## WORK TO COMPLETE
Transcribe the data in full and exactly, omitting any pictures.

## LISTING
====

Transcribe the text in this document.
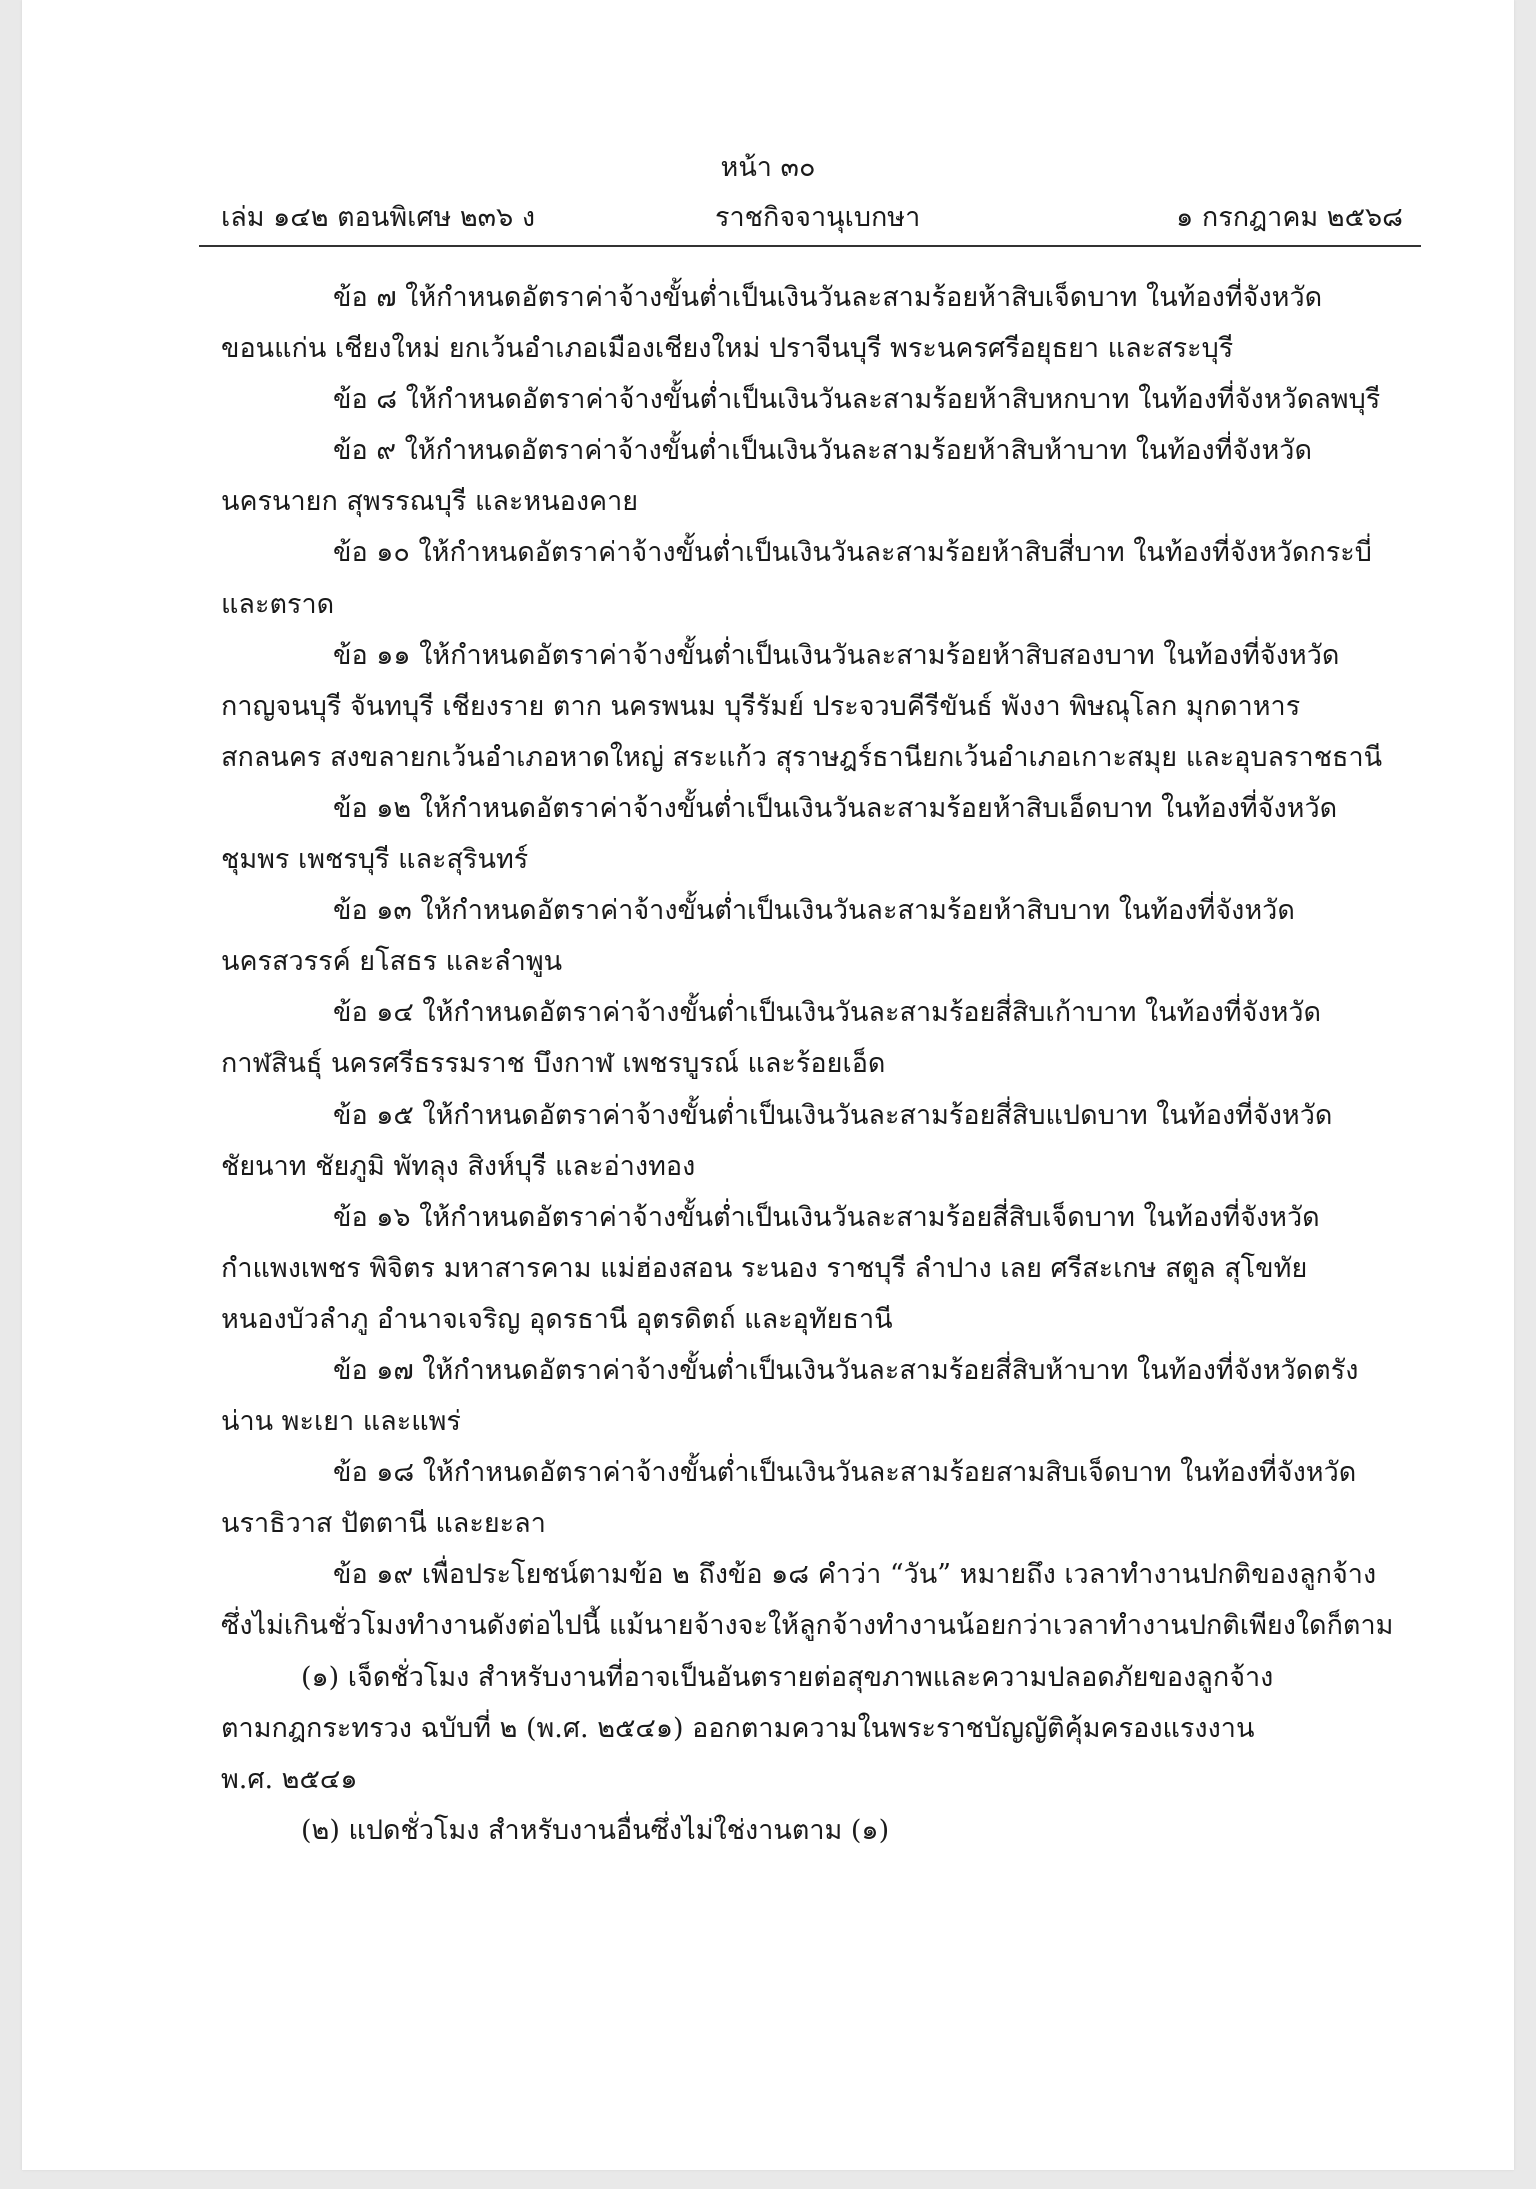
หน้า ๓๐
เล่ม ๑๔๒ ตอนพิเศษ ๒๓๖ ง	ราชกิจจานุเบกษา	๑ กรกฎาคม ๒๕๖๘
ข้อ ๗ ให้กำหนดอัตราค่าจ้างขั้นต่ำเป็นเงินวันละสามร้อยห้าสิบเจ็ดบาท ในท้องที่จังหวัด
ขอนแก่น เชียงใหม่ ยกเว้นอำเภอเมืองเชียงใหม่ ปราจีนบุรี พระนครศรีอยุธยา และสระบุรี
ข้อ ๘ ให้กำหนดอัตราค่าจ้างขั้นต่ำเป็นเงินวันละสามร้อยห้าสิบหกบาท ในท้องที่จังหวัดลพบุรี
ข้อ ๙ ให้กำหนดอัตราค่าจ้างขั้นต่ำเป็นเงินวันละสามร้อยห้าสิบห้าบาท ในท้องที่จังหวัด
นครนายก สุพรรณบุรี และหนองคาย
ข้อ ๑๐ ให้กำหนดอัตราค่าจ้างขั้นต่ำเป็นเงินวันละสามร้อยห้าสิบสี่บาท ในท้องที่จังหวัดกระบี่
และตราด
ข้อ ๑๑ ให้กำหนดอัตราค่าจ้างขั้นต่ำเป็นเงินวันละสามร้อยห้าสิบสองบาท ในท้องที่จังหวัด
กาญจนบุรี จันทบุรี เชียงราย ตาก นครพนม บุรีรัมย์ ประจวบคีรีขันธ์ พังงา พิษณุโลก มุกดาหาร
สกลนคร สงขลายกเว้นอำเภอหาดใหญ่ สระแก้ว สุราษฎร์ธานียกเว้นอำเภอเกาะสมุย และอุบลราชธานี
ข้อ ๑๒ ให้กำหนดอัตราค่าจ้างขั้นต่ำเป็นเงินวันละสามร้อยห้าสิบเอ็ดบาท ในท้องที่จังหวัด
ชุมพร เพชรบุรี และสุรินทร์
ข้อ ๑๓ ให้กำหนดอัตราค่าจ้างขั้นต่ำเป็นเงินวันละสามร้อยห้าสิบบาท ในท้องที่จังหวัด
นครสวรรค์ ยโสธร และลำพูน
ข้อ ๑๔ ให้กำหนดอัตราค่าจ้างขั้นต่ำเป็นเงินวันละสามร้อยสี่สิบเก้าบาท ในท้องที่จังหวัด
กาฬสินธุ์ นครศรีธรรมราช บึงกาฬ เพชรบูรณ์ และร้อยเอ็ด
ข้อ ๑๕ ให้กำหนดอัตราค่าจ้างขั้นต่ำเป็นเงินวันละสามร้อยสี่สิบแปดบาท ในท้องที่จังหวัด
ชัยนาท ชัยภูมิ พัทลุง สิงห์บุรี และอ่างทอง
ข้อ ๑๖ ให้กำหนดอัตราค่าจ้างขั้นต่ำเป็นเงินวันละสามร้อยสี่สิบเจ็ดบาท ในท้องที่จังหวัด
กำแพงเพชร พิจิตร มหาสารคาม แม่ฮ่องสอน ระนอง ราชบุรี ลำปาง เลย ศรีสะเกษ สตูล สุโขทัย
หนองบัวลำภู อำนาจเจริญ อุดรธานี อุตรดิตถ์ และอุทัยธานี
ข้อ ๑๗ ให้กำหนดอัตราค่าจ้างขั้นต่ำเป็นเงินวันละสามร้อยสี่สิบห้าบาท ในท้องที่จังหวัดตรัง
น่าน พะเยา และแพร่
ข้อ ๑๘ ให้กำหนดอัตราค่าจ้างขั้นต่ำเป็นเงินวันละสามร้อยสามสิบเจ็ดบาท ในท้องที่จังหวัด
นราธิวาส ปัตตานี และยะลา
ข้อ ๑๙ เพื่อประโยชน์ตามข้อ ๒ ถึงข้อ ๑๘ คำว่า “วัน” หมายถึง เวลาทำงานปกติของลูกจ้าง
ซึ่งไม่เกินชั่วโมงทำงานดังต่อไปนี้ แม้นายจ้างจะให้ลูกจ้างทำงานน้อยกว่าเวลาทำงานปกติเพียงใดก็ตาม
(๑) เจ็ดชั่วโมง สำหรับงานที่อาจเป็นอันตรายต่อสุขภาพและความปลอดภัยของลูกจ้าง
ตามกฎกระทรวง ฉบับที่ ๒ (พ.ศ. ๒๕๔๑) ออกตามความในพระราชบัญญัติคุ้มครองแรงงาน
พ.ศ. ๒๕๔๑
(๒) แปดชั่วโมง สำหรับงานอื่นซึ่งไม่ใช่งานตาม (๑)
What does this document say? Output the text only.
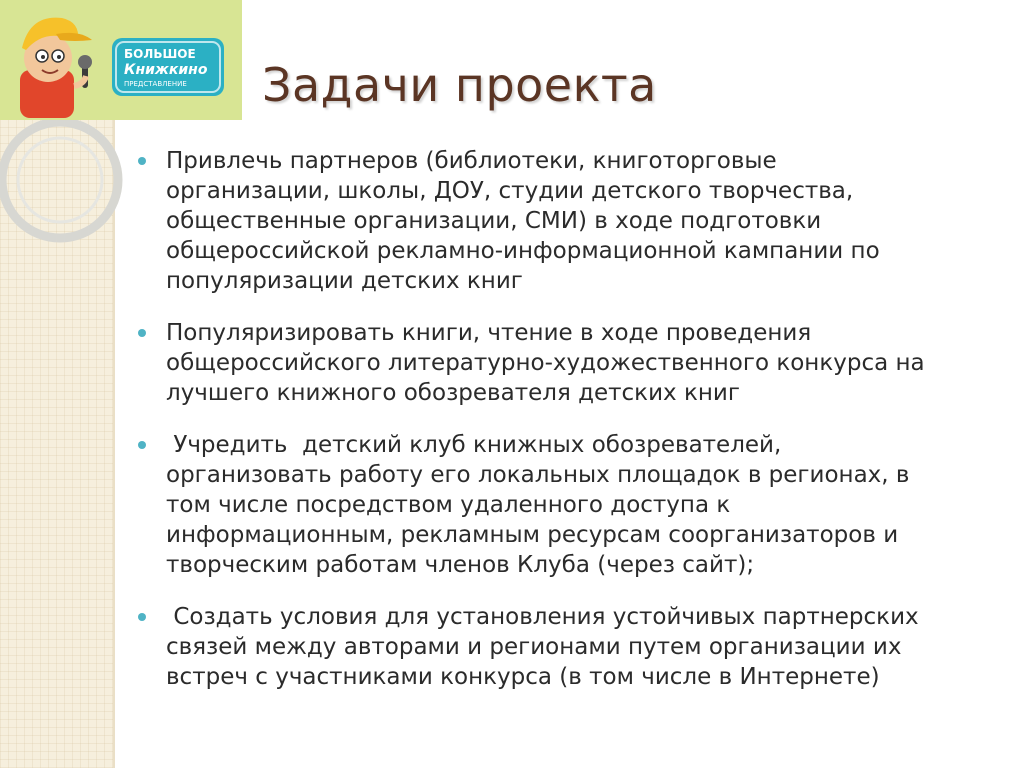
БОЛЬШОЕ
Книжкино
ПРЕДСТАВЛЕНИЕ Задачи проекта
Привлечь партнеров (библиотеки, книготорговые
организации, школы, ДОУ, студии детского творчества,
общественные организации, СМИ) в ходе подготовки
общероссийской рекламно-информационной кампании по
популяризации детских книг
Популяризировать книги, чтение в ходе проведения
общероссийского литературно-художественного конкурса на
лучшего книжного обозревателя детских книг
Учредить  детский клуб книжных обозревателей,
организовать работу его локальных площадок в регионах, в
том числе посредством удаленного доступа к
информационным, рекламным ресурсам соорганизаторов и
творческим работам членов Клуба (через сайт);
Создать условия для установления устойчивых партнерских
связей между авторами и регионами путем организации их
встреч с участниками конкурса (в том числе в Интернете)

====

## SOLUTION FOR THIS EXERCISE
Transcribe the text in this document.
หน้า ๓๐
เล่ม ๑๔๒ ตอนพิเศษ ๒๓๖ ง	ราชกิจจานุเบกษา	๑ กรกฎาคม ๒๕๖๘
ข้อ ๗ ให้กำหนดอัตราค่าจ้างขั้นต่ำเป็นเงินวันละสามร้อยห้าสิบเจ็ดบาท ในท้องที่จังหวัด
ขอนแก่น เชียงใหม่ ยกเว้นอำเภอเมืองเชียงใหม่ ปราจีนบุรี พระนครศรีอยุธยา และสระบุรี
ข้อ ๘ ให้กำหนดอัตราค่าจ้างขั้นต่ำเป็นเงินวันละสามร้อยห้าสิบหกบาท ในท้องที่จังหวัดลพบุรี
ข้อ ๙ ให้กำหนดอัตราค่าจ้างขั้นต่ำเป็นเงินวันละสามร้อยห้าสิบห้าบาท ในท้องที่จังหวัด
นครนายก สุพรรณบุรี และหนองคาย
ข้อ ๑๐ ให้กำหนดอัตราค่าจ้างขั้นต่ำเป็นเงินวันละสามร้อยห้าสิบสี่บาท ในท้องที่จังหวัดกระบี่
และตราด
ข้อ ๑๑ ให้กำหนดอัตราค่าจ้างขั้นต่ำเป็นเงินวันละสามร้อยห้าสิบสองบาท ในท้องที่จังหวัด
กาญจนบุรี จันทบุรี เชียงราย ตาก นครพนม บุรีรัมย์ ประจวบคีรีขันธ์ พังงา พิษณุโลก มุกดาหาร
สกลนคร สงขลายกเว้นอำเภอหาดใหญ่ สระแก้ว สุราษฎร์ธานียกเว้นอำเภอเกาะสมุย และอุบลราชธานี
ข้อ ๑๒ ให้กำหนดอัตราค่าจ้างขั้นต่ำเป็นเงินวันละสามร้อยห้าสิบเอ็ดบาท ในท้องที่จังหวัด
ชุมพร เพชรบุรี และสุรินทร์
ข้อ ๑๓ ให้กำหนดอัตราค่าจ้างขั้นต่ำเป็นเงินวันละสามร้อยห้าสิบบาท ในท้องที่จังหวัด
นครสวรรค์ ยโสธร และลำพูน
ข้อ ๑๔ ให้กำหนดอัตราค่าจ้างขั้นต่ำเป็นเงินวันละสามร้อยสี่สิบเก้าบาท ในท้องที่จังหวัด
กาฬสินธุ์ นครศรีธรรมราช บึงกาฬ เพชรบูรณ์ และร้อยเอ็ด
ข้อ ๑๕ ให้กำหนดอัตราค่าจ้างขั้นต่ำเป็นเงินวันละสามร้อยสี่สิบแปดบาท ในท้องที่จังหวัด
ชัยนาท ชัยภูมิ พัทลุง สิงห์บุรี และอ่างทอง
ข้อ ๑๖ ให้กำหนดอัตราค่าจ้างขั้นต่ำเป็นเงินวันละสามร้อยสี่สิบเจ็ดบาท ในท้องที่จังหวัด
กำแพงเพชร พิจิตร มหาสารคาม แม่ฮ่องสอน ระนอง ราชบุรี ลำปาง เลย ศรีสะเกษ สตูล สุโขทัย
หนองบัวลำภู อำนาจเจริญ อุดรธานี อุตรดิตถ์ และอุทัยธานี
ข้อ ๑๗ ให้กำหนดอัตราค่าจ้างขั้นต่ำเป็นเงินวันละสามร้อยสี่สิบห้าบาท ในท้องที่จังหวัดตรัง
น่าน พะเยา และแพร่
ข้อ ๑๘ ให้กำหนดอัตราค่าจ้างขั้นต่ำเป็นเงินวันละสามร้อยสามสิบเจ็ดบาท ในท้องที่จังหวัด
นราธิวาส ปัตตานี และยะลา
ข้อ ๑๙ เพื่อประโยชน์ตามข้อ ๒ ถึงข้อ ๑๘ คำว่า “วัน” หมายถึง เวลาทำงานปกติของลูกจ้าง
ซึ่งไม่เกินชั่วโมงทำงานดังต่อไปนี้ แม้นายจ้างจะให้ลูกจ้างทำงานน้อยกว่าเวลาทำงานปกติเพียงใดก็ตาม
(๑) เจ็ดชั่วโมง สำหรับงานที่อาจเป็นอันตรายต่อสุขภาพและความปลอดภัยของลูกจ้าง
ตามกฎกระทรวง ฉบับที่ ๒ (พ.ศ. ๒๕๔๑) ออกตามความในพระราชบัญญัติคุ้มครองแรงงาน
พ.ศ. ๒๕๔๑
(๒) แปดชั่วโมง สำหรับงานอื่นซึ่งไม่ใช่งานตาม (๑)
What does this document say? Output the text only.
БОЛЬШОЕ
Книжкино
ПРЕДСТАВЛЕНИЕ Задачи проекта
Привлечь партнеров (библиотеки, книготорговые
организации, школы, ДОУ, студии детского творчества,
общественные организации, СМИ) в ходе подготовки
общероссийской рекламно-информационной кампании по
популяризации детских книг
Популяризировать книги, чтение в ходе проведения
общероссийского литературно-художественного конкурса на
лучшего книжного обозревателя детских книг
Учредить  детский клуб книжных обозревателей,
организовать работу его локальных площадок в регионах, в
том числе посредством удаленного доступа к
информационным, рекламным ресурсам соорганизаторов и
творческим работам членов Клуба (через сайт);
Создать условия для установления устойчивых партнерских
связей между авторами и регионами путем организации их
встреч с участниками конкурса (в том числе в Интернете)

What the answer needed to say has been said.